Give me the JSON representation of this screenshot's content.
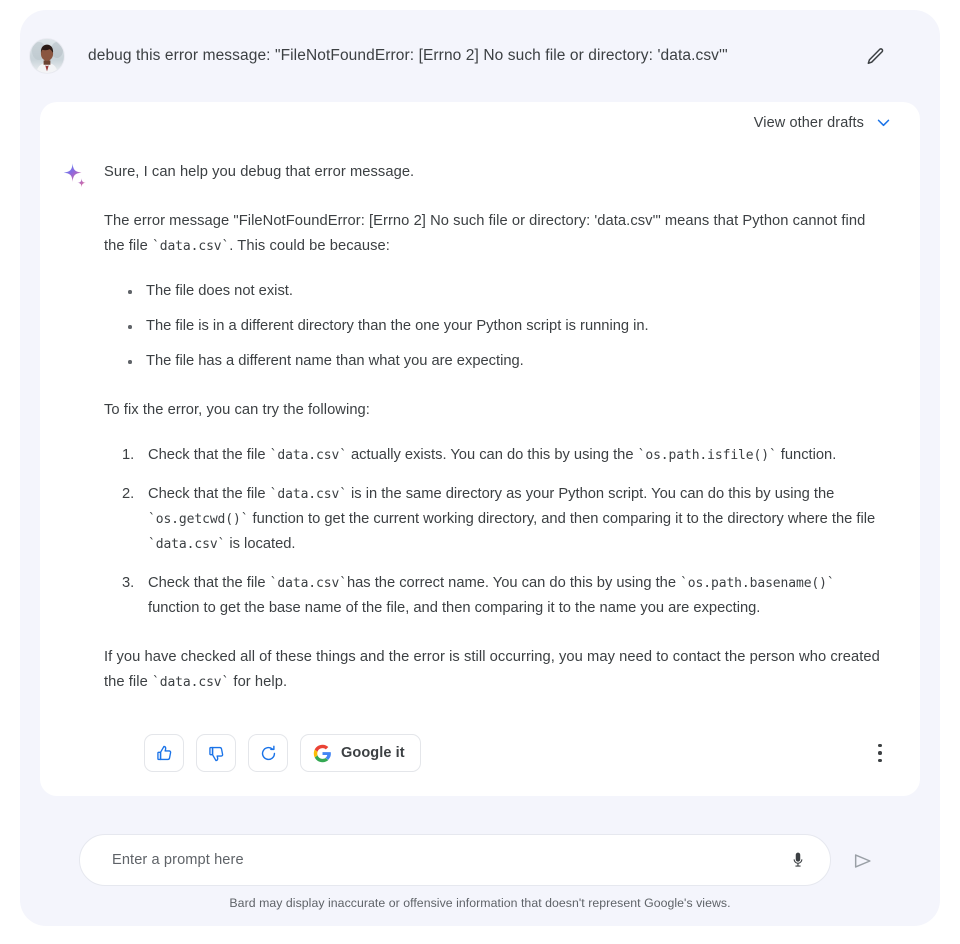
{
  "user_message": {
    "avatar_name": "user-avatar",
    "text": "debug this error message: \"FileNotFoundError: [Errno 2] No such file or directory: 'data.csv'\"",
    "edit_label": "edit-icon"
  },
  "response": {
    "drafts_label": "View other drafts",
    "intro": "Sure, I can help you debug that error message.",
    "explanation_pre": "The error message \"FileNotFoundError: [Errno 2] No such file or directory: 'data.csv'\" means that Python cannot find the file ",
    "explanation_code": "`data.csv`",
    "explanation_post": ". This could be because:",
    "causes": [
      "The file does not exist.",
      "The file is in a different directory than the one your Python script is running in.",
      "The file has a different name than what you are expecting."
    ],
    "fix_intro": "To fix the error, you can try the following:",
    "steps": [
      {
        "a": "Check that the file ",
        "c1": "`data.csv`",
        "b": " actually exists. You can do this by using the ",
        "c2": "`os.path.isfile()`",
        "d": " function."
      },
      {
        "a": "Check that the file ",
        "c1": "`data.csv`",
        "b": " is in the same directory as your Python script. You can do this by using the ",
        "c2": "`os.getcwd()`",
        "d": " function to get the current working directory, and then comparing it to the directory where the file ",
        "c3": "`data.csv`",
        "e": " is located."
      },
      {
        "a": "Check that the file ",
        "c1": "`data.csv`",
        "b": "has the correct name. You can do this by using the ",
        "c2": "`os.path.basename()`",
        "d": " function to get the base name of the file, and then comparing it to the name you are expecting."
      }
    ],
    "closing_pre": "If you have checked all of these things and the error is still occurring, you may need to contact the person who created the file ",
    "closing_code": "`data.csv`",
    "closing_post": " for help.",
    "actions": {
      "thumbs_up": "thumb-up-icon",
      "thumbs_down": "thumb-down-icon",
      "regenerate": "refresh-icon",
      "google_it": "Google it",
      "more": "more-options-icon"
    }
  },
  "composer": {
    "placeholder": "Enter a prompt here",
    "value": "",
    "mic": "microphone-icon",
    "send": "send-icon"
  },
  "footer": {
    "disclaimer": "Bard may display inaccurate or offensive information that doesn't represent Google's views."
  },
  "colors": {
    "panel_bg": "#f4f5fc",
    "card_bg": "#ffffff",
    "accent_blue": "#1a73e8",
    "text": "#3c4043",
    "muted": "#5f6368"
  }
}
+ + + + + + +
STATED PROBLEM
Copy the material above in full and exactly, skipping pictures.

RESPONSE TO THE EXERCISE
Give me the JSON representation of this screenshot's content.
{
  "user_message": {
    "avatar_name": "user-avatar",
    "text": "debug this error message: \"FileNotFoundError: [Errno 2] No such file or directory: 'data.csv'\"",
    "edit_label": "edit-icon"
  },
  "response": {
    "drafts_label": "View other drafts",
    "intro": "Sure, I can help you debug that error message.",
    "explanation_pre": "The error message \"FileNotFoundError: [Errno 2] No such file or directory: 'data.csv'\" means that Python cannot find the file ",
    "explanation_code": "`data.csv`",
    "explanation_post": ". This could be because:",
    "causes": [
      "The file does not exist.",
      "The file is in a different directory than the one your Python script is running in.",
      "The file has a different name than what you are expecting."
    ],
    "fix_intro": "To fix the error, you can try the following:",
    "steps": [
      {
        "a": "Check that the file ",
        "c1": "`data.csv`",
        "b": " actually exists. You can do this by using the ",
        "c2": "`os.path.isfile()`",
        "d": " function."
      },
      {
        "a": "Check that the file ",
        "c1": "`data.csv`",
        "b": " is in the same directory as your Python script. You can do this by using the ",
        "c2": "`os.getcwd()`",
        "d": " function to get the current working directory, and then comparing it to the directory where the file ",
        "c3": "`data.csv`",
        "e": " is located."
      },
      {
        "a": "Check that the file ",
        "c1": "`data.csv`",
        "b": "has the correct name. You can do this by using the ",
        "c2": "`os.path.basename()`",
        "d": " function to get the base name of the file, and then comparing it to the name you are expecting."
      }
    ],
    "closing_pre": "If you have checked all of these things and the error is still occurring, you may need to contact the person who created the file ",
    "closing_code": "`data.csv`",
    "closing_post": " for help.",
    "actions": {
      "thumbs_up": "thumb-up-icon",
      "thumbs_down": "thumb-down-icon",
      "regenerate": "refresh-icon",
      "google_it": "Google it",
      "more": "more-options-icon"
    }
  },
  "composer": {
    "placeholder": "Enter a prompt here",
    "value": "",
    "mic": "microphone-icon",
    "send": "send-icon"
  },
  "footer": {
    "disclaimer": "Bard may display inaccurate or offensive information that doesn't represent Google's views."
  },
  "colors": {
    "panel_bg": "#f4f5fc",
    "card_bg": "#ffffff",
    "accent_blue": "#1a73e8",
    "text": "#3c4043",
    "muted": "#5f6368"
  }
}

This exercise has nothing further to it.